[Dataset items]
--

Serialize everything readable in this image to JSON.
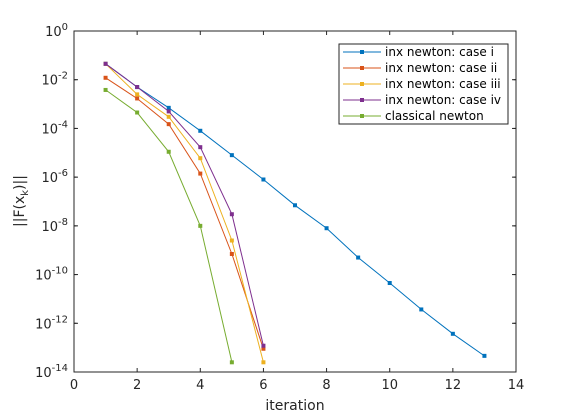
{
  "chart_data": {
    "type": "line",
    "xlabel": "iteration",
    "ylabel_main": "||F(x",
    "ylabel_sub": "k",
    "ylabel_tail": ")||",
    "xlim": [
      0,
      14
    ],
    "ylim": [
      1e-14,
      1
    ],
    "yscale": "log",
    "xticks": [
      0,
      2,
      4,
      6,
      8,
      10,
      12,
      14
    ],
    "yticks": [
      {
        "base": "10",
        "exp": "0",
        "value": 1
      },
      {
        "base": "10",
        "exp": "-2",
        "value": 0.01
      },
      {
        "base": "10",
        "exp": "-4",
        "value": 0.0001
      },
      {
        "base": "10",
        "exp": "-6",
        "value": 1e-06
      },
      {
        "base": "10",
        "exp": "-8",
        "value": 1e-08
      },
      {
        "base": "10",
        "exp": "-10",
        "value": 1e-10
      },
      {
        "base": "10",
        "exp": "-12",
        "value": 1e-12
      },
      {
        "base": "10",
        "exp": "-14",
        "value": 1e-14
      }
    ],
    "grid": false,
    "legend_position": "top-right",
    "series": [
      {
        "name": "inx newton: case i",
        "color": "#0072BD",
        "x": [
          1,
          2,
          3,
          4,
          5,
          6,
          7,
          8,
          9,
          10,
          11,
          12,
          13
        ],
        "y": [
          0.045,
          0.005,
          0.0007,
          8e-05,
          8e-06,
          8e-07,
          7e-08,
          8e-09,
          5e-10,
          4.5e-11,
          3.7e-12,
          3.7e-13,
          4.6e-14
        ]
      },
      {
        "name": "inx newton: case ii",
        "color": "#D95319",
        "x": [
          1,
          2,
          3,
          4,
          5,
          6
        ],
        "y": [
          0.012,
          0.0017,
          0.00015,
          1.4e-06,
          7e-10,
          9e-14
        ]
      },
      {
        "name": "inx newton: case iii",
        "color": "#EDB120",
        "x": [
          1,
          2,
          3,
          4,
          5,
          6
        ],
        "y": [
          0.045,
          0.0025,
          0.0003,
          6e-06,
          2.5e-09,
          2.5e-14
        ]
      },
      {
        "name": "inx newton: case iv",
        "color": "#7E2F8E",
        "x": [
          1,
          2,
          3,
          4,
          5,
          6
        ],
        "y": [
          0.045,
          0.005,
          0.0005,
          1.7e-05,
          3e-08,
          1.2e-13
        ]
      },
      {
        "name": "classical newton",
        "color": "#77AC30",
        "x": [
          1,
          2,
          3,
          4,
          5
        ],
        "y": [
          0.0038,
          0.00045,
          1.1e-05,
          1e-08,
          2.5e-14
        ]
      }
    ]
  }
}
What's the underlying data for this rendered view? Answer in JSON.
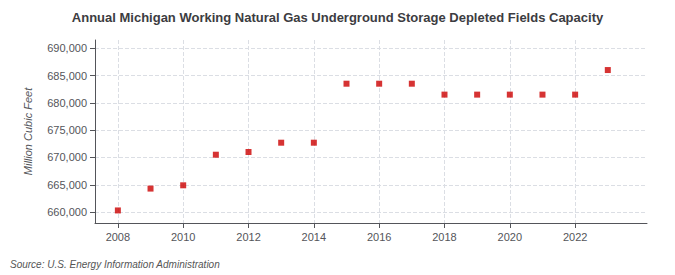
{
  "chart_data": {
    "type": "scatter",
    "title": "Annual Michigan Working Natural Gas Underground Storage Depleted Fields Capacity",
    "ylabel": "Million Cubic Feet",
    "source": "Source: U.S. Energy Information Administration",
    "x": [
      2008,
      2009,
      2010,
      2011,
      2012,
      2013,
      2014,
      2015,
      2016,
      2017,
      2018,
      2019,
      2020,
      2021,
      2022,
      2023
    ],
    "values": [
      660300,
      664300,
      664900,
      670500,
      671000,
      672700,
      672700,
      683500,
      683500,
      683500,
      681500,
      681500,
      681500,
      681500,
      681500,
      686000
    ],
    "color": "#cc0000",
    "marker": "square",
    "xlim": [
      2007.3,
      2024.2
    ],
    "xticks": [
      2008,
      2010,
      2012,
      2014,
      2016,
      2018,
      2020,
      2022
    ],
    "ylim": [
      658000,
      691500
    ],
    "yticks": [
      {
        "value": 660000,
        "label": "660,000"
      },
      {
        "value": 665000,
        "label": "665,000"
      },
      {
        "value": 670000,
        "label": "670,000"
      },
      {
        "value": 675000,
        "label": "675,000"
      },
      {
        "value": 680000,
        "label": "680,000"
      },
      {
        "value": 685000,
        "label": "685,000"
      },
      {
        "value": 690000,
        "label": "690,000"
      }
    ],
    "grid": true
  }
}
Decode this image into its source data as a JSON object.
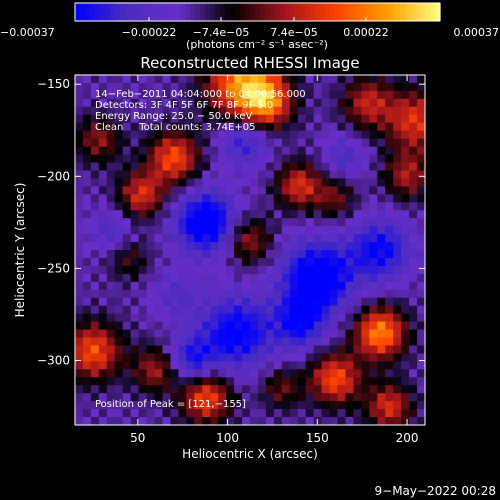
{
  "chart_data": {
    "type": "heatmap",
    "title": "Reconstructed RHESSI Image",
    "xlabel": "Heliocentric X (arcsec)",
    "ylabel": "Heliocentric Y (arcsec)",
    "xlim": [
      15,
      210
    ],
    "ylim": [
      -335,
      -145
    ],
    "x_ticks": [
      50,
      100,
      150,
      200
    ],
    "x_tick_labels": [
      "50",
      "100",
      "150",
      "200"
    ],
    "y_ticks": [
      -150,
      -200,
      -250,
      -300
    ],
    "y_tick_labels": [
      "−150",
      "−200",
      "−250",
      "−300"
    ],
    "colorbar": {
      "range": [
        -0.00037,
        0.00037
      ],
      "ticks": [
        -0.00037,
        -0.00022,
        -7.4e-05,
        7.4e-05,
        0.00022,
        0.00037
      ],
      "tick_labels": [
        "−0.00037",
        "−0.00022",
        "−7.4e−05",
        "7.4e−05",
        "0.00022",
        "0.00037"
      ],
      "unit_label": "(photons cm⁻² s⁻¹ asec⁻²)"
    },
    "annotations": {
      "line1": "14−Feb−2011 04:04:000 to 04:06:56.000",
      "line2": "Detectors: 3F 4F 5F 6F 7F 8F 9F 1.0",
      "line3": "Energy Range: 25.0 − 50.0 keV",
      "line4": "Clean     Total counts: 3.74E+05",
      "peak": "Position of Peak = [121,−155]"
    },
    "peak_position": [
      121,
      -155
    ],
    "grid": false,
    "colormap": [
      "#0000ff",
      "#4b2cbf",
      "#6a2ec8",
      "#000000",
      "#a0141e",
      "#ff4000",
      "#ffa000",
      "#ffff80"
    ],
    "blobs": [
      {
        "x": 108,
        "y": -150,
        "value": 0.00037,
        "sigma": 14
      },
      {
        "x": 122,
        "y": -160,
        "value": 0.0003,
        "sigma": 10
      },
      {
        "x": 70,
        "y": -190,
        "value": 0.0003,
        "sigma": 10
      },
      {
        "x": 52,
        "y": -210,
        "value": 0.00025,
        "sigma": 9
      },
      {
        "x": 28,
        "y": -180,
        "value": 0.00018,
        "sigma": 9
      },
      {
        "x": 178,
        "y": -160,
        "value": 0.00022,
        "sigma": 10
      },
      {
        "x": 205,
        "y": -170,
        "value": 0.00026,
        "sigma": 12
      },
      {
        "x": 200,
        "y": -200,
        "value": 0.0002,
        "sigma": 9
      },
      {
        "x": 140,
        "y": -205,
        "value": 0.00025,
        "sigma": 9
      },
      {
        "x": 160,
        "y": -212,
        "value": 0.00015,
        "sigma": 8
      },
      {
        "x": 112,
        "y": -235,
        "value": 0.0002,
        "sigma": 9
      },
      {
        "x": 185,
        "y": -285,
        "value": 0.00037,
        "sigma": 10
      },
      {
        "x": 25,
        "y": -295,
        "value": 0.0003,
        "sigma": 11
      },
      {
        "x": 60,
        "y": -305,
        "value": 0.0002,
        "sigma": 9
      },
      {
        "x": 88,
        "y": -320,
        "value": 0.0003,
        "sigma": 10
      },
      {
        "x": 160,
        "y": -310,
        "value": 0.0003,
        "sigma": 10
      },
      {
        "x": 190,
        "y": -325,
        "value": 0.00025,
        "sigma": 9
      },
      {
        "x": 130,
        "y": -315,
        "value": 0.00015,
        "sigma": 8
      },
      {
        "x": 45,
        "y": -245,
        "value": 0.00012,
        "sigma": 8
      },
      {
        "x": 72,
        "y": -265,
        "value": -0.0001,
        "sigma": 9
      },
      {
        "x": 105,
        "y": -285,
        "value": -0.00025,
        "sigma": 14
      },
      {
        "x": 88,
        "y": -225,
        "value": -0.0003,
        "sigma": 12
      },
      {
        "x": 150,
        "y": -255,
        "value": -0.0003,
        "sigma": 14
      },
      {
        "x": 185,
        "y": -240,
        "value": -0.00022,
        "sigma": 12
      },
      {
        "x": 110,
        "y": -180,
        "value": -0.00018,
        "sigma": 10
      },
      {
        "x": 165,
        "y": -190,
        "value": -0.00012,
        "sigma": 8
      },
      {
        "x": 140,
        "y": -280,
        "value": -0.0002,
        "sigma": 10
      },
      {
        "x": 80,
        "y": -300,
        "value": -0.0002,
        "sigma": 9
      },
      {
        "x": 35,
        "y": -230,
        "value": -0.00012,
        "sigma": 8
      }
    ],
    "base_value": -0.00014
  },
  "footer": {
    "timestamp": "9−May−2022 00:28"
  }
}
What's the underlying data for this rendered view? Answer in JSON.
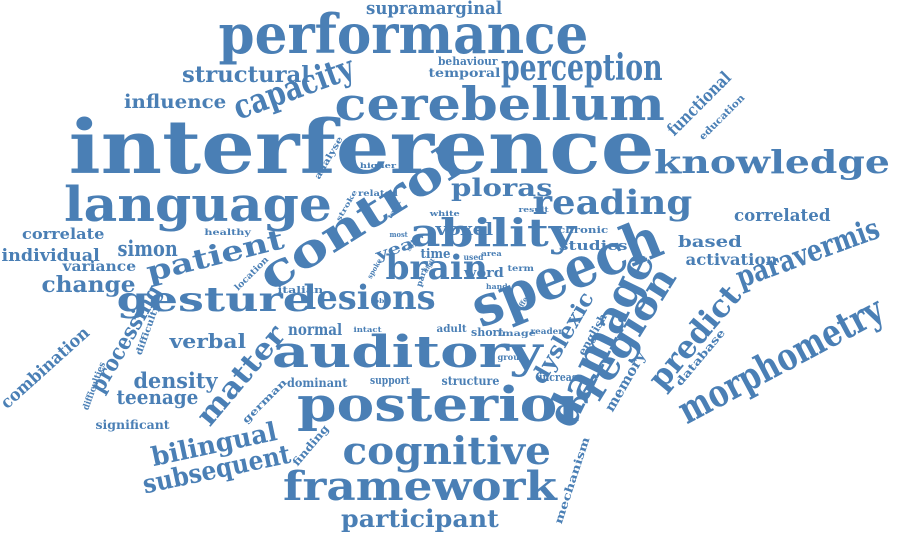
{
  "colors": {
    "word": "#4a7fb5",
    "background": "#ffffff"
  },
  "words": [
    "interference",
    "performance",
    "cerebellum",
    "language",
    "control",
    "perception",
    "capacity",
    "supramarginal",
    "structural",
    "temporal",
    "behaviour",
    "influence",
    "functional",
    "education",
    "knowledge",
    "higher",
    "analyse",
    "stroke",
    "related",
    "task",
    "white",
    "result",
    "chronic",
    "ploras",
    "reading",
    "ability",
    "correlated",
    "correlate",
    "healthy",
    "simon",
    "individual",
    "variance",
    "change",
    "patient",
    "year",
    "brain",
    "voxel",
    "studies",
    "speech",
    "paravermis",
    "based",
    "activation",
    "gesture",
    "lesions",
    "damage",
    "region",
    "predict",
    "morphometry",
    "italian",
    "location",
    "difficulty",
    "combination",
    "difficulties",
    "processing",
    "verbal",
    "normal",
    "density",
    "matter",
    "teenage",
    "german",
    "auditory",
    "dyslexic",
    "english",
    "memory",
    "database",
    "posterior",
    "dominant",
    "support",
    "structure",
    "increase",
    "significant",
    "bilingual",
    "subsequent",
    "finding",
    "cognitive",
    "framework",
    "participant",
    "mechanism",
    "intact",
    "adult",
    "short",
    "image",
    "reader",
    "group",
    "word",
    "term",
    "hand",
    "used",
    "time",
    "most",
    "site",
    "spoke",
    "lobe",
    "part",
    "effect",
    "area",
    "digit"
  ]
}
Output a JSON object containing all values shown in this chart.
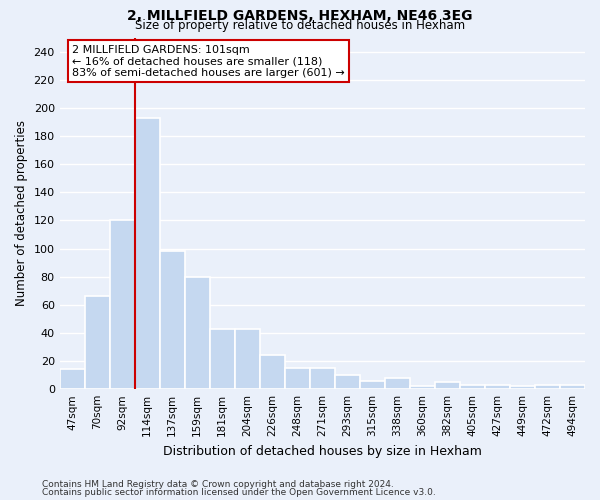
{
  "title1": "2, MILLFIELD GARDENS, HEXHAM, NE46 3EG",
  "title2": "Size of property relative to detached houses in Hexham",
  "xlabel": "Distribution of detached houses by size in Hexham",
  "ylabel": "Number of detached properties",
  "bar_labels": [
    "47sqm",
    "70sqm",
    "92sqm",
    "114sqm",
    "137sqm",
    "159sqm",
    "181sqm",
    "204sqm",
    "226sqm",
    "248sqm",
    "271sqm",
    "293sqm",
    "315sqm",
    "338sqm",
    "360sqm",
    "382sqm",
    "405sqm",
    "427sqm",
    "449sqm",
    "472sqm",
    "494sqm"
  ],
  "bar_values": [
    14,
    66,
    120,
    193,
    98,
    80,
    43,
    43,
    24,
    15,
    15,
    10,
    6,
    8,
    2,
    5,
    3,
    3,
    2,
    3,
    3
  ],
  "bar_color": "#c5d8f0",
  "bar_edge_color": "#ffffff",
  "bg_color": "#eaf0fa",
  "grid_color": "#ffffff",
  "red_line_x": 2.5,
  "annotation_text": "2 MILLFIELD GARDENS: 101sqm\n← 16% of detached houses are smaller (118)\n83% of semi-detached houses are larger (601) →",
  "annotation_box_color": "#ffffff",
  "annotation_box_edge": "#cc0000",
  "footer1": "Contains HM Land Registry data © Crown copyright and database right 2024.",
  "footer2": "Contains public sector information licensed under the Open Government Licence v3.0.",
  "ylim": [
    0,
    250
  ],
  "yticks": [
    0,
    20,
    40,
    60,
    80,
    100,
    120,
    140,
    160,
    180,
    200,
    220,
    240
  ]
}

--

§ **Exercise prompt**:
Filter the records above for "name" and copy every matching line.

§ **Output of the task**:
        "name": "inx newton: case i",
        "name": "inx newton: case ii",
        "name": "inx newton: case iii",
        "name": "inx newton: case iv",
        "name": "classical newton",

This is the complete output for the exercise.